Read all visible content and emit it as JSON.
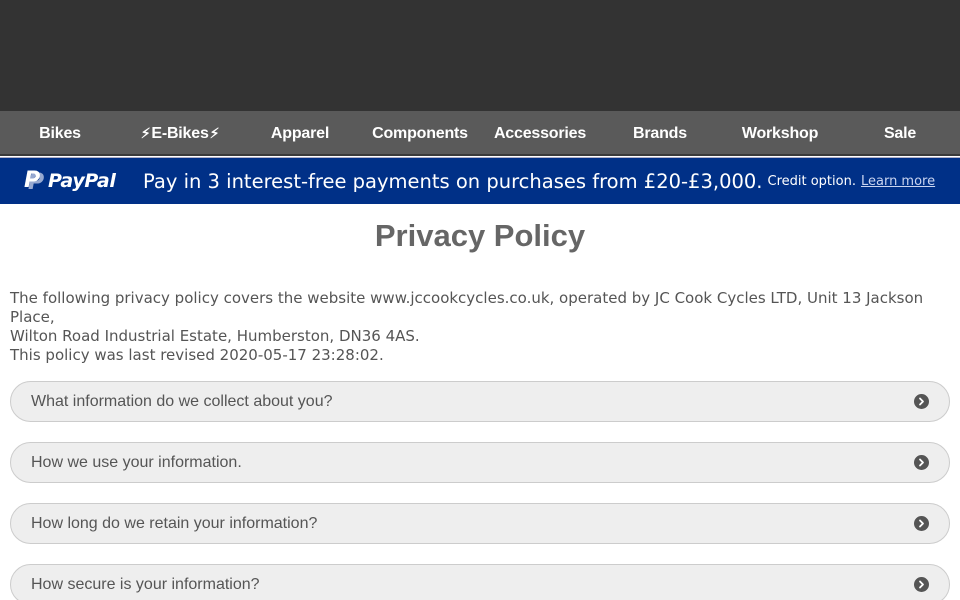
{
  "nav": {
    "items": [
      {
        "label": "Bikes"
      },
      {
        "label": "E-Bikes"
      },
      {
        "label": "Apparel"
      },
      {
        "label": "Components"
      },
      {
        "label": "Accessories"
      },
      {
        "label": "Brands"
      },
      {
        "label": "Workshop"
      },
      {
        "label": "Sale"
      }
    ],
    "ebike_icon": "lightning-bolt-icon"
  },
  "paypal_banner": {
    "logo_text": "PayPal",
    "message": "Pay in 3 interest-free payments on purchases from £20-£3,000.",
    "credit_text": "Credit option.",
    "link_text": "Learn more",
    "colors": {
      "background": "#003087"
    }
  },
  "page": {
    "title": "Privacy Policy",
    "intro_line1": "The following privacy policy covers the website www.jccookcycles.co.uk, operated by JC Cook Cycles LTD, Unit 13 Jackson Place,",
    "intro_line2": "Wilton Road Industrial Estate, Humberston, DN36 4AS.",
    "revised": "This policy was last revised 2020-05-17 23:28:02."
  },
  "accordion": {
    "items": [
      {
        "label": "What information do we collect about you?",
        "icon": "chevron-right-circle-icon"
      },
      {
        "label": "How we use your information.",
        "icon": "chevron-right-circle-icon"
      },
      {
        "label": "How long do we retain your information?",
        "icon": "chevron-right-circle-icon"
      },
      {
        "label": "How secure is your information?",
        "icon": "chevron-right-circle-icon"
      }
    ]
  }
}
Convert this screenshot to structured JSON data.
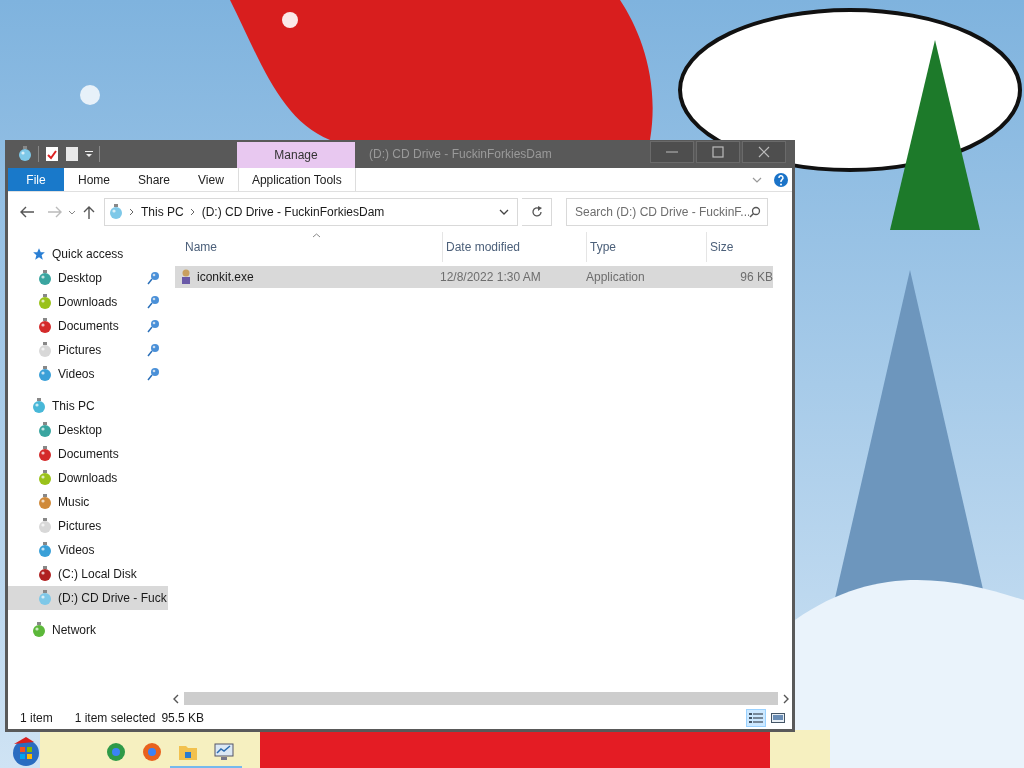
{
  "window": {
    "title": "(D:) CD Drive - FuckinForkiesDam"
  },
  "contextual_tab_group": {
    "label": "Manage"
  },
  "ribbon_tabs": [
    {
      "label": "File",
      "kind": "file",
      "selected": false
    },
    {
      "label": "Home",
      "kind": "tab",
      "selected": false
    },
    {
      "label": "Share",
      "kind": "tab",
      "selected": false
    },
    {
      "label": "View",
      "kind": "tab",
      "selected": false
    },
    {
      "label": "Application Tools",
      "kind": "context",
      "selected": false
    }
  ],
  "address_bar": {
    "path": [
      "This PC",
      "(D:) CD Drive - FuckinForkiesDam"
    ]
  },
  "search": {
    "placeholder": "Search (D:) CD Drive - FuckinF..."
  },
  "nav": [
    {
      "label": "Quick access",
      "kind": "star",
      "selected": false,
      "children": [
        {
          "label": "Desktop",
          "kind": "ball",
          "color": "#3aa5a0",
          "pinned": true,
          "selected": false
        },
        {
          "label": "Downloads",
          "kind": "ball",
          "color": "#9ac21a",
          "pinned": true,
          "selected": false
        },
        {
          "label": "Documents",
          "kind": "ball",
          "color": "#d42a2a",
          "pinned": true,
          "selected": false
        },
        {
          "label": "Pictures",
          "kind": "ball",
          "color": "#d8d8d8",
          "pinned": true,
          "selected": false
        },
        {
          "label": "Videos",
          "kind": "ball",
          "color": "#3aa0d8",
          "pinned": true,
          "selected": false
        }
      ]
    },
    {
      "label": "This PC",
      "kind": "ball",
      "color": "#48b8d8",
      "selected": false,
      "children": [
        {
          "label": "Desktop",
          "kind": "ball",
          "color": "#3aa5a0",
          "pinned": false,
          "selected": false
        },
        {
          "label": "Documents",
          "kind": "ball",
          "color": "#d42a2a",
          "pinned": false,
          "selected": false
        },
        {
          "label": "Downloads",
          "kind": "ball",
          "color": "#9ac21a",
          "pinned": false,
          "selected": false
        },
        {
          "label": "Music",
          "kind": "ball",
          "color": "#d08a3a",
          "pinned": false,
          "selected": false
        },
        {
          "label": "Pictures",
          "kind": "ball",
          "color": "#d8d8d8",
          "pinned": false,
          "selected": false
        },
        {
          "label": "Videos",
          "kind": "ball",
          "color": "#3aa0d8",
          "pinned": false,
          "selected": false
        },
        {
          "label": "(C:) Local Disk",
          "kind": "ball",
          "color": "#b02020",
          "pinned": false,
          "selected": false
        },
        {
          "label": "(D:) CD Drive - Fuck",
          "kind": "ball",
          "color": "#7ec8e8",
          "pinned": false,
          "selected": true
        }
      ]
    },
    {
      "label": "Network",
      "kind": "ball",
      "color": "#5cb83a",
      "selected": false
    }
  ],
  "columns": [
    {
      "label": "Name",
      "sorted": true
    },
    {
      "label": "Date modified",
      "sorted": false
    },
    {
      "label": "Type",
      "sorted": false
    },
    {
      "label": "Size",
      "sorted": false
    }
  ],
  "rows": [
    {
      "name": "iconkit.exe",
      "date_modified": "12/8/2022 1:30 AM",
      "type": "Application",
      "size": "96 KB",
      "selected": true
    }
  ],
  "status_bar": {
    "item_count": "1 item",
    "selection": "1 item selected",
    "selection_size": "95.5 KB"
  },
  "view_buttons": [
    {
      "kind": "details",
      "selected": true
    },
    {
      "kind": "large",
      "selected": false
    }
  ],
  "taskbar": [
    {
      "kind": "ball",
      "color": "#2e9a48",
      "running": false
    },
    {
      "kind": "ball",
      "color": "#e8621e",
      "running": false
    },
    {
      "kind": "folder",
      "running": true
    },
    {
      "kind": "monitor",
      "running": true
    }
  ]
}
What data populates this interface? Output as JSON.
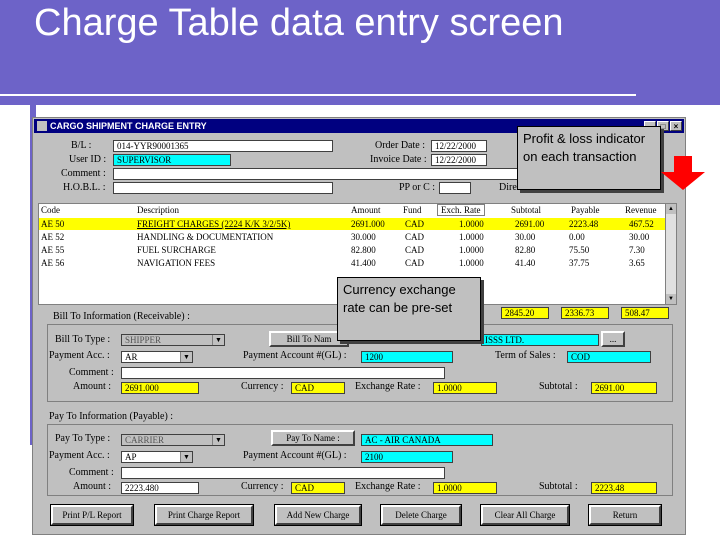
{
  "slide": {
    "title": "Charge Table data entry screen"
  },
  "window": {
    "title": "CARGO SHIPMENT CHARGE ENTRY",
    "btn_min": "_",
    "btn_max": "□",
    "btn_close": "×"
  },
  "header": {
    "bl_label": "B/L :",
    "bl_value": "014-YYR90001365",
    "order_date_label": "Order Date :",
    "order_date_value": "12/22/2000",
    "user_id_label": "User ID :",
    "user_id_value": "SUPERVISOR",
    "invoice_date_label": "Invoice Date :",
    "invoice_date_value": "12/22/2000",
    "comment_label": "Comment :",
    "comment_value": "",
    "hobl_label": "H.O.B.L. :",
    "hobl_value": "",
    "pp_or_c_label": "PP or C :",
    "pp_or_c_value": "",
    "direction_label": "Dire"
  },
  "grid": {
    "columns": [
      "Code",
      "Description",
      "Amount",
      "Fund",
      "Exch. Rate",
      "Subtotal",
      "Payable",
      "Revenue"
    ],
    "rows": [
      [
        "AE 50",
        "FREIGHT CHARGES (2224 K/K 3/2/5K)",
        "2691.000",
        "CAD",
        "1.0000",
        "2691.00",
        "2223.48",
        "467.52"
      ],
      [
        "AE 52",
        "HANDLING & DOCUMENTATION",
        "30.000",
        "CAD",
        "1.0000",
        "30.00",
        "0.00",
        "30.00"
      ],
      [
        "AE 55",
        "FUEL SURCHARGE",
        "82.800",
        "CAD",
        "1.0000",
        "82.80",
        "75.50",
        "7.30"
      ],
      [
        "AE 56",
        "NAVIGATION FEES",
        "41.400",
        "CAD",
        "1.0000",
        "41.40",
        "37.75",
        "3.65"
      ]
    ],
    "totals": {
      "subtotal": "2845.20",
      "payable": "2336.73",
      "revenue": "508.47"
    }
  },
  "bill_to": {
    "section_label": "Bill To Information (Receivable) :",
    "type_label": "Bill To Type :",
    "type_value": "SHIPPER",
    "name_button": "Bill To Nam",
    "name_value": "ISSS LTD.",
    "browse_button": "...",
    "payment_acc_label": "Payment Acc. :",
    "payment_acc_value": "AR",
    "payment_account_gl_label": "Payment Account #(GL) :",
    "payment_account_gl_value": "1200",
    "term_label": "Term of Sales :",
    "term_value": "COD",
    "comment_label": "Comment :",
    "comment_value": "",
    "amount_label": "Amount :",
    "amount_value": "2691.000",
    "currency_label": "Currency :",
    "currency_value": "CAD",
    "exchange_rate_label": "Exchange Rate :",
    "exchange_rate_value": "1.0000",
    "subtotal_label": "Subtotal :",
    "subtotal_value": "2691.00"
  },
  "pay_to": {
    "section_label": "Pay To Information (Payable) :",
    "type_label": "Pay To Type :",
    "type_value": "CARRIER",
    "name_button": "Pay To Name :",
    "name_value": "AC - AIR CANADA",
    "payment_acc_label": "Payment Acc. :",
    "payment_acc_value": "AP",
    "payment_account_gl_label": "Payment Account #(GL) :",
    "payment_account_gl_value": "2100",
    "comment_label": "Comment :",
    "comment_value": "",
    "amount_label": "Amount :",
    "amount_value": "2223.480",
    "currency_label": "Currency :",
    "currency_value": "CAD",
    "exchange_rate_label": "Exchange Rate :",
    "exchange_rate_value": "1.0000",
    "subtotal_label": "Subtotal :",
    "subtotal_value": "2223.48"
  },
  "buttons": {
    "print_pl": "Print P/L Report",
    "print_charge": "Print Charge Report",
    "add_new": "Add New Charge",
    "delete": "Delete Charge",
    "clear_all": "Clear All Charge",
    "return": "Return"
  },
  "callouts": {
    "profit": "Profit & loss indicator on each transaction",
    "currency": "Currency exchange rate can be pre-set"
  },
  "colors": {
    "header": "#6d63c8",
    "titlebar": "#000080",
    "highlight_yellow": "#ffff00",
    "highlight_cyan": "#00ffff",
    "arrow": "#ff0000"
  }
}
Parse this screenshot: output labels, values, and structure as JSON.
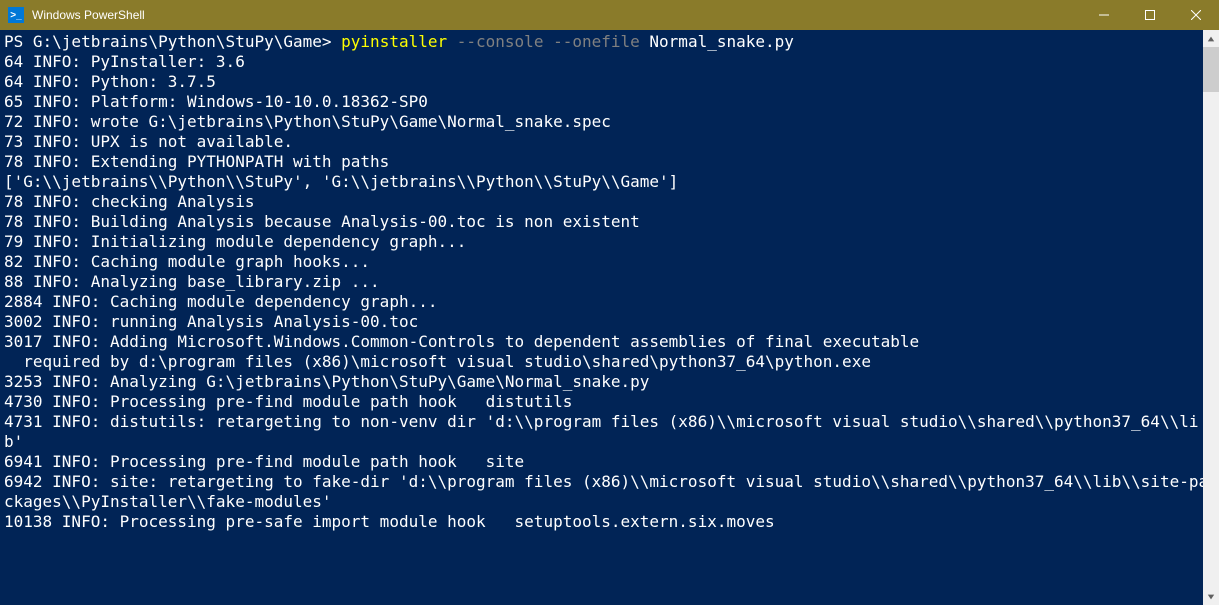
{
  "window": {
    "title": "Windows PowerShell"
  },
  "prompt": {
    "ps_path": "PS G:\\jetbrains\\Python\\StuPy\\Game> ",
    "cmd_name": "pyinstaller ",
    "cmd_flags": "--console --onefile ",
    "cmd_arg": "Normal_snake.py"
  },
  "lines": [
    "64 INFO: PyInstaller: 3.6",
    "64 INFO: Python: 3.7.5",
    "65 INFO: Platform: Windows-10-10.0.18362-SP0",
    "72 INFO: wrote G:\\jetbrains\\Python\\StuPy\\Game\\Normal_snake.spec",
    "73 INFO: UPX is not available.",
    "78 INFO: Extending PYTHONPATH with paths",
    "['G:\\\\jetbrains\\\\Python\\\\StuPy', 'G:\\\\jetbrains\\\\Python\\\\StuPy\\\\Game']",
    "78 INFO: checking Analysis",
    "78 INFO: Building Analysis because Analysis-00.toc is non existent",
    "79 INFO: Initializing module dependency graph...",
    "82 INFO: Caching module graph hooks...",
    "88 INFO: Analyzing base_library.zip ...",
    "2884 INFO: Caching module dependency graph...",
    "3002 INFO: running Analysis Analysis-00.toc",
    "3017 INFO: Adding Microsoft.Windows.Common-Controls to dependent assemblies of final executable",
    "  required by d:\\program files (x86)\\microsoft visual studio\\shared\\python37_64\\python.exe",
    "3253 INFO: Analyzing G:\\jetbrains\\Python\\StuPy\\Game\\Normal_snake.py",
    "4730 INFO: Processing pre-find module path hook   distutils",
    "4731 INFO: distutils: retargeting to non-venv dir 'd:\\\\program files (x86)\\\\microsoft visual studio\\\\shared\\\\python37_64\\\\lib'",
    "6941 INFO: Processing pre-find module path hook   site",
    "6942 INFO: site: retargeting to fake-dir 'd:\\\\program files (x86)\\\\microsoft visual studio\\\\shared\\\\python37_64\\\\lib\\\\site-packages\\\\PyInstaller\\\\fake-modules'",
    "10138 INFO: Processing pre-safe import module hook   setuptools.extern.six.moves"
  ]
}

= = =

WORK TO COMPLETE >> Of the lines in the data, how many hold the string "distutils"? State the number, nothing else.

THE REPLY >> 2